▼▼▼

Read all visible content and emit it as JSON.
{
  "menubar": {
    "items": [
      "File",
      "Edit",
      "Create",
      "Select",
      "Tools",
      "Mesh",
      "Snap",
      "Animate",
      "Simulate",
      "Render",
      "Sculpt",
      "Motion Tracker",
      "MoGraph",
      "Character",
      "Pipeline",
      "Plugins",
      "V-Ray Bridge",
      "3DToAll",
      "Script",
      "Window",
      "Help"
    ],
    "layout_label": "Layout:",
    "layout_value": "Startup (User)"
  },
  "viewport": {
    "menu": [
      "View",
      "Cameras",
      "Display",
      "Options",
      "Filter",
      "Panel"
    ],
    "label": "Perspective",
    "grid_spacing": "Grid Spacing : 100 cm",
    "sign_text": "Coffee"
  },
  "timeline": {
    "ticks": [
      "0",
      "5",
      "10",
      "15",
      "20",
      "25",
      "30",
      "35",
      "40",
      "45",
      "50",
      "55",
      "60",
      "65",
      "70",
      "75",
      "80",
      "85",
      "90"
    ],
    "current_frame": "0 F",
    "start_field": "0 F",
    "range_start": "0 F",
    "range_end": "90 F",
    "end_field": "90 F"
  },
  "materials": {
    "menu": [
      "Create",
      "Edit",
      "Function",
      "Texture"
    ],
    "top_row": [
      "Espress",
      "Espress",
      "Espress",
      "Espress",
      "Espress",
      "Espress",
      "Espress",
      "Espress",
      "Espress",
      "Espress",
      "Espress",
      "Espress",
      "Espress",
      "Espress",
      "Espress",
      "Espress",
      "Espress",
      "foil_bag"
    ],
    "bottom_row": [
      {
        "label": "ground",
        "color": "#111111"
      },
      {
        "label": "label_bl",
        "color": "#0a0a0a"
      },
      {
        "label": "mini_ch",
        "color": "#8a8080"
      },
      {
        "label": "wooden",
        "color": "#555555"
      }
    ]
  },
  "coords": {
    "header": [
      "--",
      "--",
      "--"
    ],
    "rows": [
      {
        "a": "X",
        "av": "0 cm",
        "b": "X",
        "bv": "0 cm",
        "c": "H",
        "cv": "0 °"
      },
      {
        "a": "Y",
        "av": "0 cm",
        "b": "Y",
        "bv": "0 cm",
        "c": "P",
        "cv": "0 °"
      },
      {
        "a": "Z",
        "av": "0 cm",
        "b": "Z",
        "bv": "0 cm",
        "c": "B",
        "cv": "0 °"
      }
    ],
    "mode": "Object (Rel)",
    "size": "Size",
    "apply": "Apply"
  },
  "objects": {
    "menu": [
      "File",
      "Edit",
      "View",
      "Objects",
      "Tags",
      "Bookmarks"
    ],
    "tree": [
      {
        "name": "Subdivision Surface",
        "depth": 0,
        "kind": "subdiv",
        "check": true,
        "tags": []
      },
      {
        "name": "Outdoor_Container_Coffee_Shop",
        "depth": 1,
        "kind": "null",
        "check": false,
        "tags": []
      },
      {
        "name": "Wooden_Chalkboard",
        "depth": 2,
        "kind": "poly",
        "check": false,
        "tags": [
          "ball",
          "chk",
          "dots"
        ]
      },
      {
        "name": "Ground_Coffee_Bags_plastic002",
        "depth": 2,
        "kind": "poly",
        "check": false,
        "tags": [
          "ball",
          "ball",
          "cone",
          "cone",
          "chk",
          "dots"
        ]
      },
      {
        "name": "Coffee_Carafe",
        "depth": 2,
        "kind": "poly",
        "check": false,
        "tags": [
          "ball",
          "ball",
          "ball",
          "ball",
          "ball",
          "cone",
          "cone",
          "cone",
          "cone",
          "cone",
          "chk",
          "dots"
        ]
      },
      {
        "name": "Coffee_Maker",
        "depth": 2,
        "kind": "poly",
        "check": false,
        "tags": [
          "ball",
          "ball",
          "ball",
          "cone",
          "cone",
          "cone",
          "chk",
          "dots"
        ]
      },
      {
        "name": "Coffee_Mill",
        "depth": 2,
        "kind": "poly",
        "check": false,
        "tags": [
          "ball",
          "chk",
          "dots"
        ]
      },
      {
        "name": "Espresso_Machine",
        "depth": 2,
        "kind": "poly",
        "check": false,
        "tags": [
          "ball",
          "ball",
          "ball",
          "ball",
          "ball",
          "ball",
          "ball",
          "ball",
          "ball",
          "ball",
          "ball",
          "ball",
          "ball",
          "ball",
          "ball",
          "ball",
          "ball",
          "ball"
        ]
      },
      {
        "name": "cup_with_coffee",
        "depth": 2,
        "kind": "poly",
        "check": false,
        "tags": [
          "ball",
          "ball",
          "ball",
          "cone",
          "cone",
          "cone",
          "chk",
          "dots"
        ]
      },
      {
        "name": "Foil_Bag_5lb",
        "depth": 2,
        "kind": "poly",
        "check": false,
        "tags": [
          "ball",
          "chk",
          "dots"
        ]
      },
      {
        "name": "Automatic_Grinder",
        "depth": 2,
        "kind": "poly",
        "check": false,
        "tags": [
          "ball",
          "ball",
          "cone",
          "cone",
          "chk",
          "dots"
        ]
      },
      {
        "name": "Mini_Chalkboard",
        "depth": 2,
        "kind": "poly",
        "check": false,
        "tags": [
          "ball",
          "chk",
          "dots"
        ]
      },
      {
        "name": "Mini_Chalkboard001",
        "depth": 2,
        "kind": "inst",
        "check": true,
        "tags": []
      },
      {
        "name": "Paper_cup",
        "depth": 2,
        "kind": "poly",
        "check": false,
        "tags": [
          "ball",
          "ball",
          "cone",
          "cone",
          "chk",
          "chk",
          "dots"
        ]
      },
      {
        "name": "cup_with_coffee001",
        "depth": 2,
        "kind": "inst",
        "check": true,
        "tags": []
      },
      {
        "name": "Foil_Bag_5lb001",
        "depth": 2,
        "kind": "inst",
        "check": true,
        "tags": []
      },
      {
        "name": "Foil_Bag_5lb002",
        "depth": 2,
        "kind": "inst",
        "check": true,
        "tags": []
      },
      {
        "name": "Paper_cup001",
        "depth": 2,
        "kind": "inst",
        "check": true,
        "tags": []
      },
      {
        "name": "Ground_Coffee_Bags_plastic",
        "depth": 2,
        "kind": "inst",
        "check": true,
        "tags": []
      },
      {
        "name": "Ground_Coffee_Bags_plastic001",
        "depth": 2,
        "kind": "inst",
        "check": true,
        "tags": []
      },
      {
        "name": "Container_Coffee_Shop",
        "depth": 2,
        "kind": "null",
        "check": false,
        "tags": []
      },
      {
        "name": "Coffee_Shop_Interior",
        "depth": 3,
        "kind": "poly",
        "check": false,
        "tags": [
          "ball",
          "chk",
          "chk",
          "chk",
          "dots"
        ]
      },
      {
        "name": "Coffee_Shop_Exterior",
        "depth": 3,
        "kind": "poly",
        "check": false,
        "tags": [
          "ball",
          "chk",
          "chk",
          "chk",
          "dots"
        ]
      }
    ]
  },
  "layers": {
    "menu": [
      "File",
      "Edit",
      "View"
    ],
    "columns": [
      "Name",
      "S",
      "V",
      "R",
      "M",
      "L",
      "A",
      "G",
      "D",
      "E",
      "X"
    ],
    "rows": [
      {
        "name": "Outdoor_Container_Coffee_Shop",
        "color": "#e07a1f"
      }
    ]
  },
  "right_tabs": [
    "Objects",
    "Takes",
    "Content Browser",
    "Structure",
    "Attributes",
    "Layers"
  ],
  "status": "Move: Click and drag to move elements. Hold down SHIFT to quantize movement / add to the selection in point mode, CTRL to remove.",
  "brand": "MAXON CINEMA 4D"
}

▲▲▲

= WHAT IS REQUIRED =
Look through the entries and return every line where "mode" appears.

= RESPONSE FOR THIS EXERCISE =
    "mode": "Object (Rel)",
  "status": "Move: Click and drag to move elements. Hold down SHIFT to quantize movement / add to the selection in point mode, CTRL to remove.",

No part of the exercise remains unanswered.